Work request
Could you repeat the listing exactly, leaving out the pictures?

The data
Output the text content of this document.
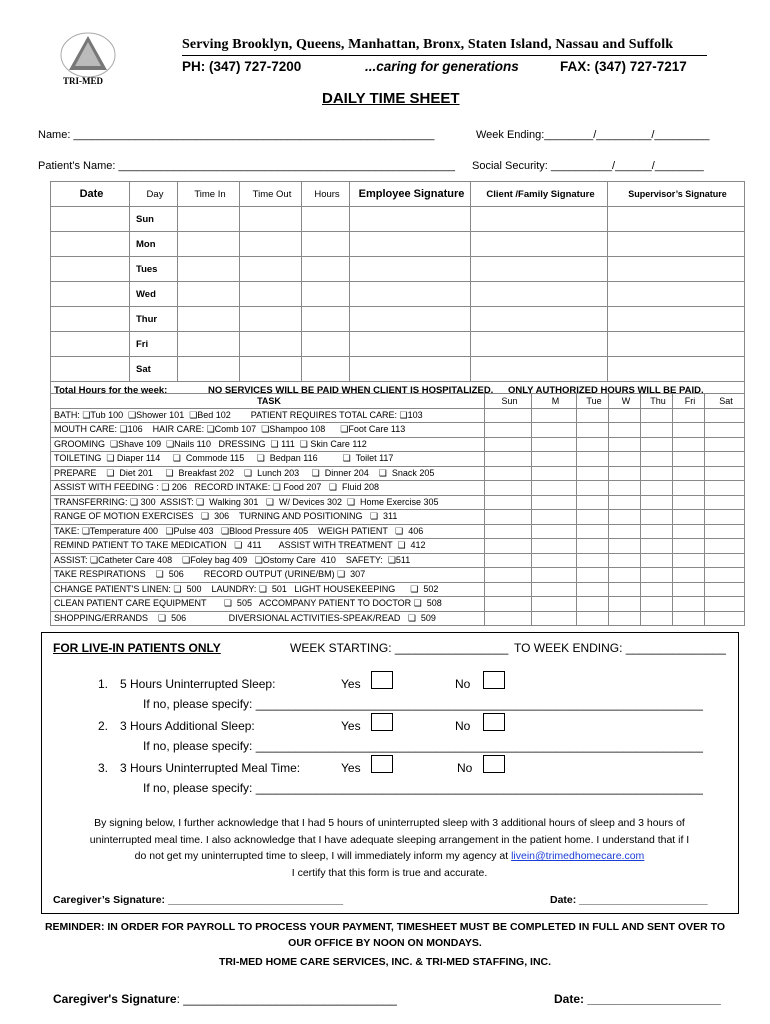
TRI-MED
Serving Brooklyn, Queens, Manhattan, Bronx, Staten Island, Nassau and Suffolk
PH: (347) 727-7200	...caring for generations	FAX: (347) 727-7217
DAILY TIME SHEET
Name: ___________________________________________________________	Week Ending:________/_________/_________
Patient’s Name: _______________________________________________________ Social Security: __________/______/________
Date	Day	Time In	Time Out	Hours	Employee Signature	Client /Family Signature	Supervisor’s Signature
	Sun						
	Mon						
	Tues						
	Wed						
	Thur						
	Fri						
	Sat						
Total Hours for the week: NO SERVICES WILL BE PAID WHEN CLIENT IS HOSPITALIZED. ONLY AUTHORIZED HOURS WILL BE PAID.							
TASK	Sun	M	Tue	W	Thu	Fri	Sat
BATH: ❏Tub 100  ❏Shower 101  ❏Bed 102        PATIENT REQUIRES TOTAL CARE: ❏103							
MOUTH CARE: ❏106    HAIR CARE: ❏Comb 107  ❏Shampoo 108      ❏Foot Care 113							
GROOMING  ❏Shave 109  ❏Nails 110   DRESSING  ❏ 111  ❏ Skin Care 112							
TOILETING  ❏ Diaper 114     ❏  Commode 115     ❏  Bedpan 116          ❏  Toilet 117							
PREPARE    ❏  Diet 201     ❏  Breakfast 202    ❏  Lunch 203     ❏  Dinner 204    ❏  Snack 205							
ASSIST WITH FEEDING : ❏ 206   RECORD INTAKE: ❏ Food 207   ❏  Fluid 208							
TRANSFERRING: ❏ 300  ASSIST: ❏  Walking 301   ❏  W/ Devices 302  ❏  Home Exercise 305							
RANGE OF MOTION EXERCISES   ❏  306    TURNING AND POSITIONING   ❏  311							
TAKE: ❏Temperature 400   ❏Pulse 403   ❏Blood Pressure 405    WEIGH PATIENT   ❏  406							
REMIND PATIENT TO TAKE MEDICATION   ❏  411       ASSIST WITH TREATMENT  ❏  412							
ASSIST: ❏Catheter Care 408    ❏Foley bag 409   ❏Ostomy Care  410    SAFETY:  ❏511							
TAKE RESPIRATIONS    ❏  506        RECORD OUTPUT (URINE/BM) ❏  307							
CHANGE PATIENT'S LINEN: ❏  500    LAUNDRY: ❏  501   LIGHT HOUSEKEEPING      ❏  502							
CLEAN PATIENT CARE EQUIPMENT       ❏  505   ACCOMPANY PATIENT TO DOCTOR ❏  508							
SHOPPING/ERRANDS    ❏  506                 DIVERSIONAL ACTIVITIES-SPEAK/READ   ❏  509							
FOR LIVE-IN PATIENTS ONLY	WEEK STARTING: _________________ TO WEEK ENDING: _______________
1. 5 Hours Uninterrupted Sleep:	Yes	No
If no, please specify: ___________________________________________________________________
2. 3 Hours Additional Sleep:	Yes	No
If no, please specify: ___________________________________________________________________
3. 3 Hours Uninterrupted Meal Time:	Yes	No
If no, please specify: ___________________________________________________________________
By signing below, I further acknowledge that I had 5 hours of uninterrupted sleep with 3 additional hours of sleep and 3 hours of
uninterrupted meal time. I also acknowledge that I have adequate sleeping arrangement in the patient home. I understand that if I
do not get my uninterrupted time to sleep, I will immediately inform my agency at livein@trimedhomecare.com
I certify that this form is true and accurate.
Caregiver’s Signature: ______________________________	Date: ______________________
REMINDER: IN ORDER FOR PAYROLL TO PROCESS YOUR PAYMENT, TIMESHEET MUST BE COMPLETED IN FULL AND SENT OVER TO
OUR OFFICE BY NOON ON MONDAYS.
TRI-MED HOME CARE SERVICES, INC. & TRI-MED STAFFING, INC.
Caregiver's Signature: ________________________________	Date: ____________________
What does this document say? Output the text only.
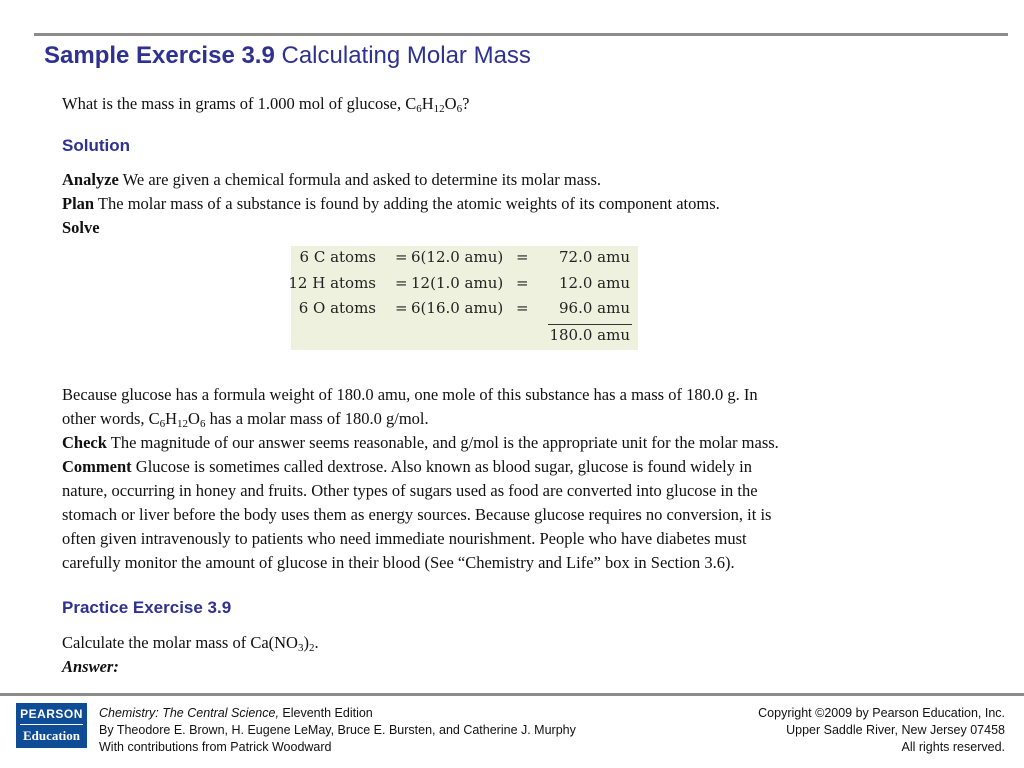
Sample Exercise 3.9 Calculating Molar Mass
What is the mass in grams of 1.000 mol of glucose, $C_6H_{12}O_6$?
Solution
Analyze We are given a chemical formula and asked to determine its molar mass.
Plan The molar mass of a substance is found by adding the atomic weights of its component atoms.
Solve
6 C atoms = 6(12.0 amu) = 72.0 amu
12 H atoms = 12(1.0 amu) = 12.0 amu
6 O atoms = 6(16.0 amu) = 96.0 amu
180.0 amu
Because glucose has a formula weight of 180.0 amu, one mole of this substance has a mass of 180.0 g. In
other words, $C_6H_{12}O_6$ has a molar mass of 180.0 g/mol.
Check The magnitude of our answer seems reasonable, and g/mol is the appropriate unit for the molar mass.
Comment Glucose is sometimes called dextrose. Also known as blood sugar, glucose is found widely in
nature, occurring in honey and fruits. Other types of sugars used as food are converted into glucose in the
stomach or liver before the body uses them as energy sources. Because glucose requires no conversion, it is
often given intravenously to patients who need immediate nourishment. People who have diabetes must
carefully monitor the amount of glucose in their blood (See “Chemistry and Life” box in Section 3.6).
Practice Exercise 3.9
Calculate the molar mass of $Ca(NO_3)_2$.
Answer:
PEARSON
Education
Chemistry: The Central Science, Eleventh Edition
By Theodore E. Brown, H. Eugene LeMay, Bruce E. Bursten, and Catherine J. Murphy
With contributions from Patrick Woodward
Copyright ©2009 by Pearson Education, Inc.
Upper Saddle River, New Jersey 07458
All rights reserved.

Solution for this task
Output the text content of this document.
TRI-MED
Serving Brooklyn, Queens, Manhattan, Bronx, Staten Island, Nassau and Suffolk
PH: (347) 727-7200	...caring for generations	FAX: (347) 727-7217
DAILY TIME SHEET
Name: ___________________________________________________________	Week Ending:________/_________/_________
Patient’s Name: _______________________________________________________ Social Security: __________/______/________
Date	Day	Time In	Time Out	Hours	Employee Signature	Client /Family Signature	Supervisor’s Signature
	Sun						
	Mon						
	Tues						
	Wed						
	Thur						
	Fri						
	Sat						
Total Hours for the week: NO SERVICES WILL BE PAID WHEN CLIENT IS HOSPITALIZED. ONLY AUTHORIZED HOURS WILL BE PAID.							
TASK	Sun	M	Tue	W	Thu	Fri	Sat
BATH: ❏Tub 100  ❏Shower 101  ❏Bed 102        PATIENT REQUIRES TOTAL CARE: ❏103							
MOUTH CARE: ❏106    HAIR CARE: ❏Comb 107  ❏Shampoo 108      ❏Foot Care 113							
GROOMING  ❏Shave 109  ❏Nails 110   DRESSING  ❏ 111  ❏ Skin Care 112							
TOILETING  ❏ Diaper 114     ❏  Commode 115     ❏  Bedpan 116          ❏  Toilet 117							
PREPARE    ❏  Diet 201     ❏  Breakfast 202    ❏  Lunch 203     ❏  Dinner 204    ❏  Snack 205							
ASSIST WITH FEEDING : ❏ 206   RECORD INTAKE: ❏ Food 207   ❏  Fluid 208							
TRANSFERRING: ❏ 300  ASSIST: ❏  Walking 301   ❏  W/ Devices 302  ❏  Home Exercise 305							
RANGE OF MOTION EXERCISES   ❏  306    TURNING AND POSITIONING   ❏  311							
TAKE: ❏Temperature 400   ❏Pulse 403   ❏Blood Pressure 405    WEIGH PATIENT   ❏  406							
REMIND PATIENT TO TAKE MEDICATION   ❏  411       ASSIST WITH TREATMENT  ❏  412							
ASSIST: ❏Catheter Care 408    ❏Foley bag 409   ❏Ostomy Care  410    SAFETY:  ❏511							
TAKE RESPIRATIONS    ❏  506        RECORD OUTPUT (URINE/BM) ❏  307							
CHANGE PATIENT'S LINEN: ❏  500    LAUNDRY: ❏  501   LIGHT HOUSEKEEPING      ❏  502							
CLEAN PATIENT CARE EQUIPMENT       ❏  505   ACCOMPANY PATIENT TO DOCTOR ❏  508							
SHOPPING/ERRANDS    ❏  506                 DIVERSIONAL ACTIVITIES-SPEAK/READ   ❏  509							
FOR LIVE-IN PATIENTS ONLY	WEEK STARTING: _________________ TO WEEK ENDING: _______________
1. 5 Hours Uninterrupted Sleep:	Yes	No
If no, please specify: ___________________________________________________________________
2. 3 Hours Additional Sleep:	Yes	No
If no, please specify: ___________________________________________________________________
3. 3 Hours Uninterrupted Meal Time:	Yes	No
If no, please specify: ___________________________________________________________________
By signing below, I further acknowledge that I had 5 hours of uninterrupted sleep with 3 additional hours of sleep and 3 hours of
uninterrupted meal time. I also acknowledge that I have adequate sleeping arrangement in the patient home. I understand that if I
do not get my uninterrupted time to sleep, I will immediately inform my agency at livein@trimedhomecare.com
I certify that this form is true and accurate.
Caregiver’s Signature: ______________________________	Date: ______________________
REMINDER: IN ORDER FOR PAYROLL TO PROCESS YOUR PAYMENT, TIMESHEET MUST BE COMPLETED IN FULL AND SENT OVER TO
OUR OFFICE BY NOON ON MONDAYS.
TRI-MED HOME CARE SERVICES, INC. & TRI-MED STAFFING, INC.
Caregiver's Signature: ________________________________	Date: ____________________
What does this document say? Output the text only.
Sample Exercise 3.9 Calculating Molar Mass
What is the mass in grams of 1.000 mol of glucose, $C_6H_{12}O_6$?
Solution
Analyze We are given a chemical formula and asked to determine its molar mass.
Plan The molar mass of a substance is found by adding the atomic weights of its component atoms.
Solve
6 C atoms = 6(12.0 amu) = 72.0 amu
12 H atoms = 12(1.0 amu) = 12.0 amu
6 O atoms = 6(16.0 amu) = 96.0 amu
180.0 amu
Because glucose has a formula weight of 180.0 amu, one mole of this substance has a mass of 180.0 g. In
other words, $C_6H_{12}O_6$ has a molar mass of 180.0 g/mol.
Check The magnitude of our answer seems reasonable, and g/mol is the appropriate unit for the molar mass.
Comment Glucose is sometimes called dextrose. Also known as blood sugar, glucose is found widely in
nature, occurring in honey and fruits. Other types of sugars used as food are converted into glucose in the
stomach or liver before the body uses them as energy sources. Because glucose requires no conversion, it is
often given intravenously to patients who need immediate nourishment. People who have diabetes must
carefully monitor the amount of glucose in their blood (See “Chemistry and Life” box in Section 3.6).
Practice Exercise 3.9
Calculate the molar mass of $Ca(NO_3)_2$.
Answer:
PEARSON
Education
Chemistry: The Central Science, Eleventh Edition
By Theodore E. Brown, H. Eugene LeMay, Bruce E. Bursten, and Catherine J. Murphy
With contributions from Patrick Woodward
Copyright ©2009 by Pearson Education, Inc.
Upper Saddle River, New Jersey 07458
All rights reserved.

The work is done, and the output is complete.